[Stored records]
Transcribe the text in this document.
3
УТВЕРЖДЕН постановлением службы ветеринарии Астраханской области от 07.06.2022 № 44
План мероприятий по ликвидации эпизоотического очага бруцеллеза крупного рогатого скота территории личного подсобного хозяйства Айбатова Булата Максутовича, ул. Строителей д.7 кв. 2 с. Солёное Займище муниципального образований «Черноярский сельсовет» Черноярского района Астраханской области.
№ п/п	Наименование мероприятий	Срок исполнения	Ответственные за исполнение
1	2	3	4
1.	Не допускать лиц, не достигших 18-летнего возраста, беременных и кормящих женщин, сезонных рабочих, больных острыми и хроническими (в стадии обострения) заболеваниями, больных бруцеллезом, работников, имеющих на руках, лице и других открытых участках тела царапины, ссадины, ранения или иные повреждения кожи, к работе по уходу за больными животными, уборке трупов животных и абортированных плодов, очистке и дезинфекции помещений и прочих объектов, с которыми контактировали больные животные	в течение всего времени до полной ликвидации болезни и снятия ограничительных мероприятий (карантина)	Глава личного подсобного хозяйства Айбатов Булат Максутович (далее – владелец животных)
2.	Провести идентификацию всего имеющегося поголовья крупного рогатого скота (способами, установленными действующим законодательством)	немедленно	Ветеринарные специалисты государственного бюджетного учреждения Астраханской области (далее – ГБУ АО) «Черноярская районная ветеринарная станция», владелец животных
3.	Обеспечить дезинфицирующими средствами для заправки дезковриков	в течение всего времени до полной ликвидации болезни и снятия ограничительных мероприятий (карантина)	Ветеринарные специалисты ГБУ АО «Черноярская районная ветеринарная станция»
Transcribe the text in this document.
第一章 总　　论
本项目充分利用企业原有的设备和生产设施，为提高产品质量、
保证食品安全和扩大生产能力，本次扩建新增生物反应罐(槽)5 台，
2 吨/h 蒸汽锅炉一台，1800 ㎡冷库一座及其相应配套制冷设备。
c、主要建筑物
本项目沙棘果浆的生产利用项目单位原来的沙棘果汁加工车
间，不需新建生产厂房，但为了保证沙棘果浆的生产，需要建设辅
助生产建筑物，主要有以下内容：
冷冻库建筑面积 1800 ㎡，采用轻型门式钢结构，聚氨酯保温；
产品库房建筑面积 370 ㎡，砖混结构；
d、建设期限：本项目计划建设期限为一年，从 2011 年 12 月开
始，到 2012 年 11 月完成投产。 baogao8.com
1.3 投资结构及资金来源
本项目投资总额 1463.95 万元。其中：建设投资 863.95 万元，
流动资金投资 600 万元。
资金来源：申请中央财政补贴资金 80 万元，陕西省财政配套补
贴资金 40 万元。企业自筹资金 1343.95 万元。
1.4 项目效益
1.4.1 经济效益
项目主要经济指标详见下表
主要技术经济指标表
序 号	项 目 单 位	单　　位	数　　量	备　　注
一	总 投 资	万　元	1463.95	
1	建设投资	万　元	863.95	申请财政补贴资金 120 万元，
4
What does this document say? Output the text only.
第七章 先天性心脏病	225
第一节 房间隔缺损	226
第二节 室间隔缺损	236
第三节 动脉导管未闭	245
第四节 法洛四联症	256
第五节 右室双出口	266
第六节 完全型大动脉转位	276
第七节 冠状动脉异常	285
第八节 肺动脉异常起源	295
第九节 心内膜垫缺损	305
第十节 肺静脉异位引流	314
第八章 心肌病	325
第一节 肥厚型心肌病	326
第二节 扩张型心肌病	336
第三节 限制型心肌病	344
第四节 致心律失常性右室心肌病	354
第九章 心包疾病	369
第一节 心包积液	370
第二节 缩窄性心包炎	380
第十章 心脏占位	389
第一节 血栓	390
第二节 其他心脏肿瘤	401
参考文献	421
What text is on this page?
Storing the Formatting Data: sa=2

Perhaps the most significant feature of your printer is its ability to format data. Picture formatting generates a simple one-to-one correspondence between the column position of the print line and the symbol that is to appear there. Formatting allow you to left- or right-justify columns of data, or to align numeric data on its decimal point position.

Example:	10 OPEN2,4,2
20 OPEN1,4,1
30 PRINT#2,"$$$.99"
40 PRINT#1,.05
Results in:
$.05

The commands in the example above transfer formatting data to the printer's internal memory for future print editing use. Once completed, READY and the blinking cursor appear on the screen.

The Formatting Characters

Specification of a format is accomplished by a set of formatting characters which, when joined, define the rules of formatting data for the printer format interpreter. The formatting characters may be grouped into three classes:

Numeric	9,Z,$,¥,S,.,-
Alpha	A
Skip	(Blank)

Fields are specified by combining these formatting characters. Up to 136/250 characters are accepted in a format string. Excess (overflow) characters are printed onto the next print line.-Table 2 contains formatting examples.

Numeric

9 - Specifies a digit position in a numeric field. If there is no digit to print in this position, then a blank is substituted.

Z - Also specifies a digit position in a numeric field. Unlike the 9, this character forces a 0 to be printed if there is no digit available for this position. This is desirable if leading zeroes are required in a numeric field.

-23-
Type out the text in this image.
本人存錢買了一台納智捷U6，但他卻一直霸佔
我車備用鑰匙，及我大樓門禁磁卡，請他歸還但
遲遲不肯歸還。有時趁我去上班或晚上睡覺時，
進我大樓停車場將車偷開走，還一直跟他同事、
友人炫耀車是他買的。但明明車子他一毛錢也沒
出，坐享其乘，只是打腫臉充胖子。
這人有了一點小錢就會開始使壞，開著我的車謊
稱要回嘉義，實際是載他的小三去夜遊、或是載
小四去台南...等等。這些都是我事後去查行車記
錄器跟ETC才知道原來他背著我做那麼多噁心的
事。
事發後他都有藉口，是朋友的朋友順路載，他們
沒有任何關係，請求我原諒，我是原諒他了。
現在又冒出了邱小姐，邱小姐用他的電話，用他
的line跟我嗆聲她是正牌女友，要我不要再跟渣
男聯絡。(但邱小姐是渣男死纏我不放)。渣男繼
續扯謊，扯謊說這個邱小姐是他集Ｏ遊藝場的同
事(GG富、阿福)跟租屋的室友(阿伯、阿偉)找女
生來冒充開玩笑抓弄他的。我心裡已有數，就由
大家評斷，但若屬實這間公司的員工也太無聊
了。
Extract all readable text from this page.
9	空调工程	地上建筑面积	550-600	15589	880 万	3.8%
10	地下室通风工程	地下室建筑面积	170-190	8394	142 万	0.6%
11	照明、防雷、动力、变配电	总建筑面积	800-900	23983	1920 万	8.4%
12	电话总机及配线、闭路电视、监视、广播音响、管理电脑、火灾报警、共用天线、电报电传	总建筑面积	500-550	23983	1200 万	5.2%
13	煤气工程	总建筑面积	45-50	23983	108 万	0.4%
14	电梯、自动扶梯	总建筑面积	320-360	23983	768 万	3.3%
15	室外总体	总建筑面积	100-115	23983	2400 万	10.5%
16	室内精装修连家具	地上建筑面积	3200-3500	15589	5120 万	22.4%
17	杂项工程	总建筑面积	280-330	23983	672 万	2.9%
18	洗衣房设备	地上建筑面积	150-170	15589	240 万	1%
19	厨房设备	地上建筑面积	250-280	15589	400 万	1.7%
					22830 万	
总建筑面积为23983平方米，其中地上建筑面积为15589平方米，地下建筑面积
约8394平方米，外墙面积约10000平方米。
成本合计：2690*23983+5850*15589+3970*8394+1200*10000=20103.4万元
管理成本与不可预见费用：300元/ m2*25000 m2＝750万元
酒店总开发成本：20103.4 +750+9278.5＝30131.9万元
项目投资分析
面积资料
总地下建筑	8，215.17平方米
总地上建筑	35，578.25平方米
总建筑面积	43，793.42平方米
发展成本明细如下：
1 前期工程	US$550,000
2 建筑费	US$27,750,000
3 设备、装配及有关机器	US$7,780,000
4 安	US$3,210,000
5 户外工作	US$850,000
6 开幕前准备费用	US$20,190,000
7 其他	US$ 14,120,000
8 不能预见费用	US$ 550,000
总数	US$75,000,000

## AIM OF THE EXERCISE
Each line above that includes "What" should be shown.

## ANSWER IN FULL
What does this document say? Output the text only.
What text is on this page?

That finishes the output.